(Information shown)

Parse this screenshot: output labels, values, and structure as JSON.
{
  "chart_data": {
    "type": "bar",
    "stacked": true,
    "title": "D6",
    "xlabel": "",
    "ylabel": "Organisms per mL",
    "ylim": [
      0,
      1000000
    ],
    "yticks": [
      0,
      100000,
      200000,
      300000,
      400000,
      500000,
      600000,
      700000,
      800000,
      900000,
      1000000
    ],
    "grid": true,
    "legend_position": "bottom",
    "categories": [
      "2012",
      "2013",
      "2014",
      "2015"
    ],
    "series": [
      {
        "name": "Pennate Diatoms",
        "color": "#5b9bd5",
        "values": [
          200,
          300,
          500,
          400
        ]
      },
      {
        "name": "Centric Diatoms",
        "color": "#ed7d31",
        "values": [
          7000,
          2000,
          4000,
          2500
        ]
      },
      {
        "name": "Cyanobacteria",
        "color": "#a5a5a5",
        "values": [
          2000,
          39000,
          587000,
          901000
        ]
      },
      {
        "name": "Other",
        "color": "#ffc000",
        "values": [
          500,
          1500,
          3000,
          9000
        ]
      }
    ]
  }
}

(End Information shown)

What you are asked to do: Copy each line above that contains the word "color".

Output of the exercise:
        "color": "#5b9bd5",
        "color": "#ed7d31",
        "color": "#a5a5a5",
        "color": "#ffc000",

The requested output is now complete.